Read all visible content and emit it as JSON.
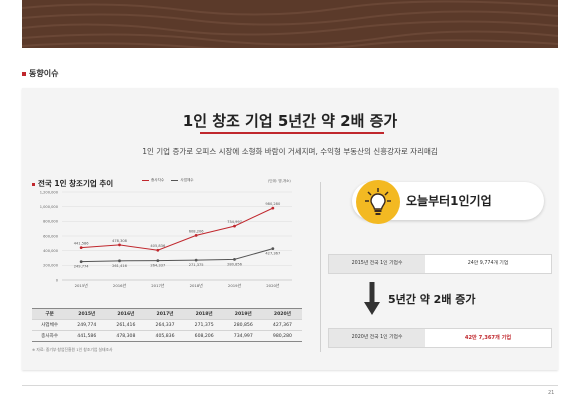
{
  "section": {
    "label": "동향이슈"
  },
  "headline": {
    "title": "1인 창조 기업 5년간 약 2배 증가",
    "subtitle": "1인 기업 증가로 오피스 시장에 소형화 바람이 거세지며, 수익형 부동산의 신흥강자로 자리매김"
  },
  "chart_data": {
    "type": "line",
    "title": "전국 1인 창조기업 추이",
    "unit_note": "(단위: 명,개소)",
    "categories": [
      "2015년",
      "2016년",
      "2017년",
      "2018년",
      "2019년",
      "2020년"
    ],
    "series": [
      {
        "name": "종사자수",
        "values": [
          441586,
          478308,
          405836,
          608206,
          734997,
          980280
        ],
        "labels": [
          "441,586",
          "478,308",
          "405,836",
          "608,206",
          "734,997",
          "980,280"
        ],
        "color": "#c0272d"
      },
      {
        "name": "사업체수",
        "values": [
          249774,
          261416,
          264337,
          271375,
          280856,
          427367
        ],
        "labels": [
          "249,774",
          "261,416",
          "264,337",
          "271,375",
          "280,856",
          "427,367"
        ],
        "color": "#555555"
      }
    ],
    "ylim": [
      0,
      1200000
    ],
    "yticks": [
      0,
      200000,
      400000,
      600000,
      800000,
      1000000,
      1200000
    ],
    "ytick_labels": [
      "0",
      "200,000",
      "400,000",
      "600,000",
      "800,000",
      "1,000,000",
      "1,200,000"
    ],
    "grid": true,
    "legend": "top-left"
  },
  "table": {
    "headers": [
      "구분",
      "2015년",
      "2016년",
      "2017년",
      "2018년",
      "2019년",
      "2020년"
    ],
    "rows": [
      [
        "사업체수",
        "249,774",
        "261,416",
        "264,337",
        "271,375",
        "280,856",
        "427,367"
      ],
      [
        "종사자수",
        "441,586",
        "478,308",
        "405,836",
        "608,206",
        "734,997",
        "980,280"
      ]
    ],
    "footnote": "※ 자료: 중기부·창업진흥원 1인 창조기업 실태조사"
  },
  "right_panel": {
    "badge": "오늘부터1인기업",
    "row1": {
      "label": "2015년 전국 1인 기업수",
      "value": "24만 9,774개 기업"
    },
    "growth": "5년간 약 2배 증가",
    "row2": {
      "label": "2020년 전국 1인 기업수",
      "value": "42만 7,367개 기업"
    }
  },
  "page_number": "21",
  "colors": {
    "banner": "#5b3a2a",
    "accent": "#c0272d",
    "bulb": "#f3b922"
  }
}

----------

Aim of the exercise:
Write out all the entries exactly, except for the pictures.

Answer for this exercise:
Read all visible content and emit it as JSON.
{
  "section": {
    "label": "동향이슈"
  },
  "headline": {
    "title": "1인 창조 기업 5년간 약 2배 증가",
    "subtitle": "1인 기업 증가로 오피스 시장에 소형화 바람이 거세지며, 수익형 부동산의 신흥강자로 자리매김"
  },
  "chart_data": {
    "type": "line",
    "title": "전국 1인 창조기업 추이",
    "unit_note": "(단위: 명,개소)",
    "categories": [
      "2015년",
      "2016년",
      "2017년",
      "2018년",
      "2019년",
      "2020년"
    ],
    "series": [
      {
        "name": "종사자수",
        "values": [
          441586,
          478308,
          405836,
          608206,
          734997,
          980280
        ],
        "labels": [
          "441,586",
          "478,308",
          "405,836",
          "608,206",
          "734,997",
          "980,280"
        ],
        "color": "#c0272d"
      },
      {
        "name": "사업체수",
        "values": [
          249774,
          261416,
          264337,
          271375,
          280856,
          427367
        ],
        "labels": [
          "249,774",
          "261,416",
          "264,337",
          "271,375",
          "280,856",
          "427,367"
        ],
        "color": "#555555"
      }
    ],
    "ylim": [
      0,
      1200000
    ],
    "yticks": [
      0,
      200000,
      400000,
      600000,
      800000,
      1000000,
      1200000
    ],
    "ytick_labels": [
      "0",
      "200,000",
      "400,000",
      "600,000",
      "800,000",
      "1,000,000",
      "1,200,000"
    ],
    "grid": true,
    "legend": "top-left"
  },
  "table": {
    "headers": [
      "구분",
      "2015년",
      "2016년",
      "2017년",
      "2018년",
      "2019년",
      "2020년"
    ],
    "rows": [
      [
        "사업체수",
        "249,774",
        "261,416",
        "264,337",
        "271,375",
        "280,856",
        "427,367"
      ],
      [
        "종사자수",
        "441,586",
        "478,308",
        "405,836",
        "608,206",
        "734,997",
        "980,280"
      ]
    ],
    "footnote": "※ 자료: 중기부·창업진흥원 1인 창조기업 실태조사"
  },
  "right_panel": {
    "badge": "오늘부터1인기업",
    "row1": {
      "label": "2015년 전국 1인 기업수",
      "value": "24만 9,774개 기업"
    },
    "growth": "5년간 약 2배 증가",
    "row2": {
      "label": "2020년 전국 1인 기업수",
      "value": "42만 7,367개 기업"
    }
  },
  "page_number": "21",
  "colors": {
    "banner": "#5b3a2a",
    "accent": "#c0272d",
    "bulb": "#f3b922"
  }
}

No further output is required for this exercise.